__Exercise requirements__.
Extract the listing in its entirety, keeping each line identical to the original.

__Data in this exercise__.
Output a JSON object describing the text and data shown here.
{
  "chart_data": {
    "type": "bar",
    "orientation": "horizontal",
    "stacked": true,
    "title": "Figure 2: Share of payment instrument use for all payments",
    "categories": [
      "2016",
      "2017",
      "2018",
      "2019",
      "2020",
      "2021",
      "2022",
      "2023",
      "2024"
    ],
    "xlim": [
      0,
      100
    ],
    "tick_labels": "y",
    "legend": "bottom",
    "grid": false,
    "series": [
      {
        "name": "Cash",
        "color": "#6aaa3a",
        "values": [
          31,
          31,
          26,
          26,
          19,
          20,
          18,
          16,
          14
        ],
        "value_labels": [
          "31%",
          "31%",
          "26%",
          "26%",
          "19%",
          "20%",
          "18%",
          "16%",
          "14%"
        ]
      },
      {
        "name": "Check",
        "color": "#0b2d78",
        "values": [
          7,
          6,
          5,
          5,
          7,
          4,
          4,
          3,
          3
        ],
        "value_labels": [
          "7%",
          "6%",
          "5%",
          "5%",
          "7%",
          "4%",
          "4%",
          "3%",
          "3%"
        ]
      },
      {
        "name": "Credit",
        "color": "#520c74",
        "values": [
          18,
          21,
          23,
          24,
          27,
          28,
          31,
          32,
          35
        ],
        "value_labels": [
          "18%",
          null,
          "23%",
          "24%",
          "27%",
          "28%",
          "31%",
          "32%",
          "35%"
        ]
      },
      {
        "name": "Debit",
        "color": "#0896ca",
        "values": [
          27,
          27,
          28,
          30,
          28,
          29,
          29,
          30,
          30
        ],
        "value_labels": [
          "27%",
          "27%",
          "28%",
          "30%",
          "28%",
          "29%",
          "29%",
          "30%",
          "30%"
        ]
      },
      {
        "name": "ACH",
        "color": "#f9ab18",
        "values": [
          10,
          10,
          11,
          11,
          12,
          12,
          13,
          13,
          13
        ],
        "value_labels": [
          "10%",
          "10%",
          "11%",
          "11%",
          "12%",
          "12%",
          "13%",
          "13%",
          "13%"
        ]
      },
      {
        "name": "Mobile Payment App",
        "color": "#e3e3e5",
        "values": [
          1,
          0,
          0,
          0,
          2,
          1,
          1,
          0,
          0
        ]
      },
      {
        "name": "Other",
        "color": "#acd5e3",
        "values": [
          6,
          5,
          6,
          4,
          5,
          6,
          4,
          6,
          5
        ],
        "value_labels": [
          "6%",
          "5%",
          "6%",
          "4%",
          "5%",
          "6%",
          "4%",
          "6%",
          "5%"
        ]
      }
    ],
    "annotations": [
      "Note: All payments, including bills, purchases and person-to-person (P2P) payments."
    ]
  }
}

__Task output__.
Output a JSON object describing the text and data shown here.
{
  "chart_data": {
    "type": "bar",
    "orientation": "horizontal",
    "stacked": true,
    "title": "Figure 2: Share of payment instrument use for all payments",
    "categories": [
      "2016",
      "2017",
      "2018",
      "2019",
      "2020",
      "2021",
      "2022",
      "2023",
      "2024"
    ],
    "xlim": [
      0,
      100
    ],
    "tick_labels": "y",
    "legend": "bottom",
    "grid": false,
    "series": [
      {
        "name": "Cash",
        "color": "#6aaa3a",
        "values": [
          31,
          31,
          26,
          26,
          19,
          20,
          18,
          16,
          14
        ],
        "value_labels": [
          "31%",
          "31%",
          "26%",
          "26%",
          "19%",
          "20%",
          "18%",
          "16%",
          "14%"
        ]
      },
      {
        "name": "Check",
        "color": "#0b2d78",
        "values": [
          7,
          6,
          5,
          5,
          7,
          4,
          4,
          3,
          3
        ],
        "value_labels": [
          "7%",
          "6%",
          "5%",
          "5%",
          "7%",
          "4%",
          "4%",
          "3%",
          "3%"
        ]
      },
      {
        "name": "Credit",
        "color": "#520c74",
        "values": [
          18,
          21,
          23,
          24,
          27,
          28,
          31,
          32,
          35
        ],
        "value_labels": [
          "18%",
          null,
          "23%",
          "24%",
          "27%",
          "28%",
          "31%",
          "32%",
          "35%"
        ]
      },
      {
        "name": "Debit",
        "color": "#0896ca",
        "values": [
          27,
          27,
          28,
          30,
          28,
          29,
          29,
          30,
          30
        ],
        "value_labels": [
          "27%",
          "27%",
          "28%",
          "30%",
          "28%",
          "29%",
          "29%",
          "30%",
          "30%"
        ]
      },
      {
        "name": "ACH",
        "color": "#f9ab18",
        "values": [
          10,
          10,
          11,
          11,
          12,
          12,
          13,
          13,
          13
        ],
        "value_labels": [
          "10%",
          "10%",
          "11%",
          "11%",
          "12%",
          "12%",
          "13%",
          "13%",
          "13%"
        ]
      },
      {
        "name": "Mobile Payment App",
        "color": "#e3e3e5",
        "values": [
          1,
          0,
          0,
          0,
          2,
          1,
          1,
          0,
          0
        ]
      },
      {
        "name": "Other",
        "color": "#acd5e3",
        "values": [
          6,
          5,
          6,
          4,
          5,
          6,
          4,
          6,
          5
        ],
        "value_labels": [
          "6%",
          "5%",
          "6%",
          "4%",
          "5%",
          "6%",
          "4%",
          "6%",
          "5%"
        ]
      }
    ],
    "annotations": [
      "Note: All payments, including bills, purchases and person-to-person (P2P) payments."
    ]
  }
}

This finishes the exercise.